- Set exercise -
Give all the lines below again, exactly, with no pictures.

(Stored data)
........
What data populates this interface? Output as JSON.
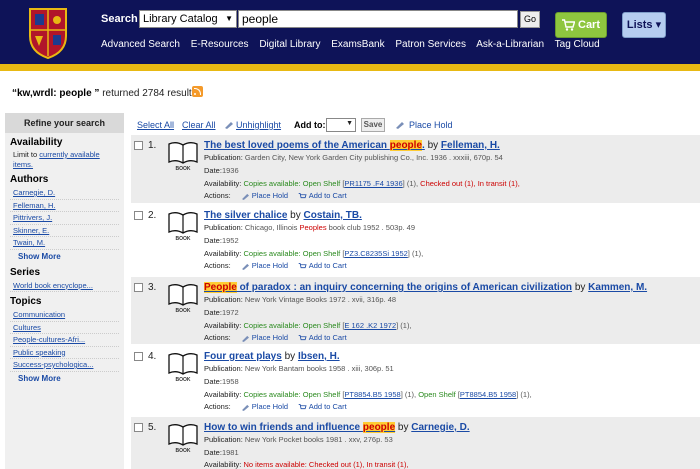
{
  "header": {
    "search_label": "Search",
    "scope_value": "Library Catalog",
    "query_value": "people",
    "go_label": "Go",
    "cart_label": "Cart",
    "lists_label": "Lists ▾",
    "nav": [
      "Advanced Search",
      "E-Resources",
      "Digital Library",
      "ExamsBank",
      "Patron Services",
      "Ask-a-Librarian",
      "Tag Cloud"
    ],
    "colors": {
      "header_bg": "#0e1358",
      "gold_bar": "#e8b913",
      "cart_green": "#8ec63f",
      "lists_blue": "#b6cdf0"
    }
  },
  "results_summary": {
    "query": "“kw,wrdl: people ”",
    "text": "returned 2784 results."
  },
  "sidebar": {
    "heading": "Refine your search",
    "availability": {
      "title": "Availability",
      "text_prefix": "Limit to",
      "link": "currently available items."
    },
    "authors": {
      "title": "Authors",
      "items": [
        "Carnegie, D.",
        "Felleman, H.",
        "Pittrivers, J.",
        "Skinner, E.",
        "Twain, M."
      ],
      "show_more": "Show More"
    },
    "series": {
      "title": "Series",
      "items": [
        "World book encyclope..."
      ]
    },
    "topics": {
      "title": "Topics",
      "items": [
        "Communication",
        "Cultures",
        "People-cultures-Afri...",
        "Public speaking",
        "Success-psychologica..."
      ],
      "show_more": "Show More"
    }
  },
  "toolbar": {
    "select_all": "Select All",
    "clear_all": "Clear All",
    "unhighlight": "Unhighlight",
    "add_to": "Add to:",
    "save": "Save",
    "place_hold": "Place Hold"
  },
  "labels": {
    "publication": "Publication:",
    "date": "Date:",
    "availability": "Availability:",
    "actions": "Actions:",
    "place_hold": "Place Hold",
    "add_to_cart": "Add to Cart",
    "book": "BOOK"
  },
  "results": [
    {
      "num": "1.",
      "title_pre": "The best loved poems of the American ",
      "title_hl": "people",
      "title_post": ".",
      "by": "by",
      "author": "Felleman, H.",
      "pub_pre": "Garden City, New York Garden City publishing Co., Inc. 1936 . xxxiii, 670p. 54",
      "date": "1936",
      "avail_label": "Copies available:",
      "avail_shelf": "Open Shelf",
      "call": "PR1175 .F4 1936",
      "avail_rest": " (1), ",
      "avail_red": "Checked out (1), In transit (1),"
    },
    {
      "num": "2.",
      "title": "The silver chalice",
      "by": "by",
      "author": "Costain, TB.",
      "pub_pre": "Chicago, Illinois ",
      "pub_hl": "Peoples",
      "pub_post": " book club 1952 . 503p. 49",
      "date": "1952",
      "avail_label": "Copies available:",
      "avail_shelf": "Open Shelf",
      "call": "PZ3.C8235Si 1952",
      "avail_rest": " (1),"
    },
    {
      "num": "3.",
      "title_hl": "People",
      "title_post": " of paradox : an inquiry concerning the origins of American civilization",
      "by": "by",
      "author": "Kammen, M.",
      "pub_pre": "New York Vintage Books 1972 . xvii, 316p. 48",
      "date": "1972",
      "avail_label": "Copies available:",
      "avail_shelf": "Open Shelf",
      "call": "E 162 .K2 1972",
      "avail_rest": " (1),"
    },
    {
      "num": "4.",
      "title": "Four great plays",
      "by": "by",
      "author": "Ibsen, H.",
      "pub_pre": "New York Bantam books 1958 . xiii, 306p. 51",
      "date": "1958",
      "avail_label": "Copies available:",
      "avail_shelf": "Open Shelf",
      "call": "PT8854.B5 1958",
      "avail_rest": " (1), ",
      "avail_shelf2": "Open Shelf",
      "call2": "PT8854.B5 1958",
      "avail_rest2": " (1),"
    },
    {
      "num": "5.",
      "title_pre": "How to win friends and influence ",
      "title_hl": "people",
      "by": "by",
      "author": "Carnegie, D.",
      "pub_pre": "New York Pocket books 1981 . xxv, 276p. 53",
      "date": "1981",
      "avail_red": "No items available: Checked out (1), In transit (1),"
    }
  ]
}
........
- Finished task -
What data populates this interface? Output as JSON.
{
  "header": {
    "search_label": "Search",
    "scope_value": "Library Catalog",
    "query_value": "people",
    "go_label": "Go",
    "cart_label": "Cart",
    "lists_label": "Lists ▾",
    "nav": [
      "Advanced Search",
      "E-Resources",
      "Digital Library",
      "ExamsBank",
      "Patron Services",
      "Ask-a-Librarian",
      "Tag Cloud"
    ],
    "colors": {
      "header_bg": "#0e1358",
      "gold_bar": "#e8b913",
      "cart_green": "#8ec63f",
      "lists_blue": "#b6cdf0"
    }
  },
  "results_summary": {
    "query": "“kw,wrdl: people ”",
    "text": "returned 2784 results."
  },
  "sidebar": {
    "heading": "Refine your search",
    "availability": {
      "title": "Availability",
      "text_prefix": "Limit to",
      "link": "currently available items."
    },
    "authors": {
      "title": "Authors",
      "items": [
        "Carnegie, D.",
        "Felleman, H.",
        "Pittrivers, J.",
        "Skinner, E.",
        "Twain, M."
      ],
      "show_more": "Show More"
    },
    "series": {
      "title": "Series",
      "items": [
        "World book encyclope..."
      ]
    },
    "topics": {
      "title": "Topics",
      "items": [
        "Communication",
        "Cultures",
        "People-cultures-Afri...",
        "Public speaking",
        "Success-psychologica..."
      ],
      "show_more": "Show More"
    }
  },
  "toolbar": {
    "select_all": "Select All",
    "clear_all": "Clear All",
    "unhighlight": "Unhighlight",
    "add_to": "Add to:",
    "save": "Save",
    "place_hold": "Place Hold"
  },
  "labels": {
    "publication": "Publication:",
    "date": "Date:",
    "availability": "Availability:",
    "actions": "Actions:",
    "place_hold": "Place Hold",
    "add_to_cart": "Add to Cart",
    "book": "BOOK"
  },
  "results": [
    {
      "num": "1.",
      "title_pre": "The best loved poems of the American ",
      "title_hl": "people",
      "title_post": ".",
      "by": "by",
      "author": "Felleman, H.",
      "pub_pre": "Garden City, New York Garden City publishing Co., Inc. 1936 . xxxiii, 670p. 54",
      "date": "1936",
      "avail_label": "Copies available:",
      "avail_shelf": "Open Shelf",
      "call": "PR1175 .F4 1936",
      "avail_rest": " (1), ",
      "avail_red": "Checked out (1), In transit (1),"
    },
    {
      "num": "2.",
      "title": "The silver chalice",
      "by": "by",
      "author": "Costain, TB.",
      "pub_pre": "Chicago, Illinois ",
      "pub_hl": "Peoples",
      "pub_post": " book club 1952 . 503p. 49",
      "date": "1952",
      "avail_label": "Copies available:",
      "avail_shelf": "Open Shelf",
      "call": "PZ3.C8235Si 1952",
      "avail_rest": " (1),"
    },
    {
      "num": "3.",
      "title_hl": "People",
      "title_post": " of paradox : an inquiry concerning the origins of American civilization",
      "by": "by",
      "author": "Kammen, M.",
      "pub_pre": "New York Vintage Books 1972 . xvii, 316p. 48",
      "date": "1972",
      "avail_label": "Copies available:",
      "avail_shelf": "Open Shelf",
      "call": "E 162 .K2 1972",
      "avail_rest": " (1),"
    },
    {
      "num": "4.",
      "title": "Four great plays",
      "by": "by",
      "author": "Ibsen, H.",
      "pub_pre": "New York Bantam books 1958 . xiii, 306p. 51",
      "date": "1958",
      "avail_label": "Copies available:",
      "avail_shelf": "Open Shelf",
      "call": "PT8854.B5 1958",
      "avail_rest": " (1), ",
      "avail_shelf2": "Open Shelf",
      "call2": "PT8854.B5 1958",
      "avail_rest2": " (1),"
    },
    {
      "num": "5.",
      "title_pre": "How to win friends and influence ",
      "title_hl": "people",
      "by": "by",
      "author": "Carnegie, D.",
      "pub_pre": "New York Pocket books 1981 . xxv, 276p. 53",
      "date": "1981",
      "avail_red": "No items available: Checked out (1), In transit (1),"
    }
  ]
}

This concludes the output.